Your goal
Reproduce the records below word for word, beginning at the line that contains "messages-button[interactable] xyxy=(282,32,306,56)" and stopping after the line that contains "account-icon xyxy=(375,33,397,55)".

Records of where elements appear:

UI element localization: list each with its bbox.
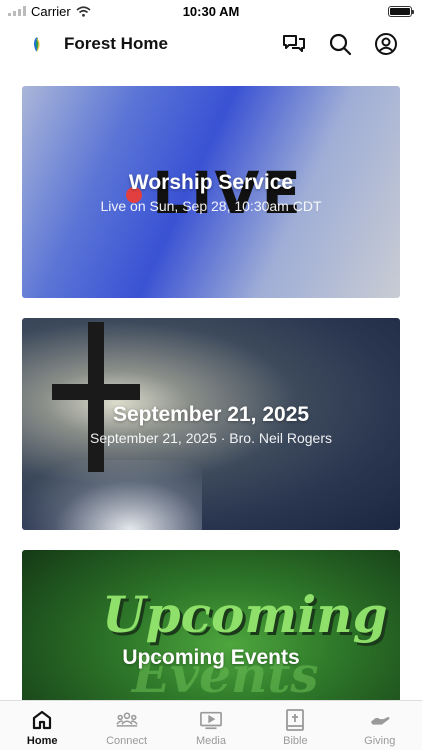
messages-button[interactable] xyxy=(282,32,306,56)
battery-icon xyxy=(388,5,414,17)
tab-label: Media xyxy=(195,735,226,747)
bottom-tab-bar: Home Connect Media Bible Giving xyxy=(0,700,422,750)
app-header: Forest Home xyxy=(0,26,422,62)
card-text: Worship Service Live on Sun, Sep 28, 10:… xyxy=(22,86,400,298)
tab-connect[interactable]: Connect xyxy=(85,709,169,747)
tab-home[interactable]: Home xyxy=(0,709,84,747)
tab-label: Connect xyxy=(106,735,148,747)
card-subtitle: September 21, 2025 · Bro. Neil Rogers xyxy=(89,429,332,446)
home-icon xyxy=(31,709,53,731)
search-button[interactable] xyxy=(328,32,352,56)
tab-label: Bible xyxy=(283,735,308,747)
worship-service-card[interactable]: LIVE Worship Service Live on Sun, Sep 28… xyxy=(22,86,400,298)
header-actions xyxy=(282,32,398,56)
tab-label: Giving xyxy=(364,735,396,747)
bible-icon xyxy=(284,709,306,731)
status-bar: Carrier 10:30 AM xyxy=(0,0,422,22)
card-title: Worship Service xyxy=(128,170,294,194)
app-logo-icon xyxy=(29,36,45,52)
card-subtitle: Live on Sun, Sep 28, 10:30am CDT xyxy=(100,197,322,214)
play-icon xyxy=(200,709,222,731)
giving-icon xyxy=(369,709,391,731)
tab-label: Home xyxy=(26,735,58,747)
card-title: Upcoming Events xyxy=(122,646,300,669)
account-icon xyxy=(375,33,397,55)
card-title: September 21, 2025 xyxy=(112,402,310,426)
tab-giving[interactable]: Giving xyxy=(338,709,422,747)
sermon-card[interactable]: September 21, 2025 September 21, 2025 · … xyxy=(22,318,400,530)
app-title: Forest Home xyxy=(64,34,168,53)
profile-button[interactable] xyxy=(374,32,398,56)
search-icon xyxy=(329,33,352,56)
people-icon xyxy=(115,709,138,731)
content-feed: LIVE Worship Service Live on Sun, Sep 28… xyxy=(22,86,400,750)
card-text: September 21, 2025 September 21, 2025 · … xyxy=(22,318,400,530)
tab-bible[interactable]: Bible xyxy=(253,709,337,747)
tab-media[interactable]: Media xyxy=(169,709,253,747)
status-time: 10:30 AM xyxy=(182,3,240,19)
chat-bubbles-icon xyxy=(283,35,305,52)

Reply
messages-button[interactable] xyxy=(282,32,306,56)
battery-icon xyxy=(388,5,414,17)
tab-label: Media xyxy=(195,735,226,747)
bottom-tab-bar: Home Connect Media Bible Giving xyxy=(0,700,422,750)
app-header: Forest Home xyxy=(0,26,422,62)
card-text: Worship Service Live on Sun, Sep 28, 10:… xyxy=(22,86,400,298)
tab-connect[interactable]: Connect xyxy=(85,709,169,747)
tab-home[interactable]: Home xyxy=(0,709,84,747)
tab-label: Connect xyxy=(106,735,148,747)
card-subtitle: September 21, 2025 · Bro. Neil Rogers xyxy=(89,429,332,446)
home-icon xyxy=(31,709,53,731)
search-button[interactable] xyxy=(328,32,352,56)
tab-label: Bible xyxy=(283,735,308,747)
worship-service-card[interactable]: LIVE Worship Service Live on Sun, Sep 28… xyxy=(22,86,400,298)
header-actions xyxy=(282,32,398,56)
tab-label: Giving xyxy=(364,735,396,747)
bible-icon xyxy=(284,709,306,731)
status-bar: Carrier 10:30 AM xyxy=(0,0,422,22)
card-title: Worship Service xyxy=(128,170,294,194)
app-logo-icon xyxy=(29,36,45,52)
card-subtitle: Live on Sun, Sep 28, 10:30am CDT xyxy=(100,197,322,214)
play-icon xyxy=(200,709,222,731)
giving-icon xyxy=(369,709,391,731)
tab-label: Home xyxy=(26,735,58,747)
card-title: Upcoming Events xyxy=(122,646,300,669)
account-icon xyxy=(375,33,397,55)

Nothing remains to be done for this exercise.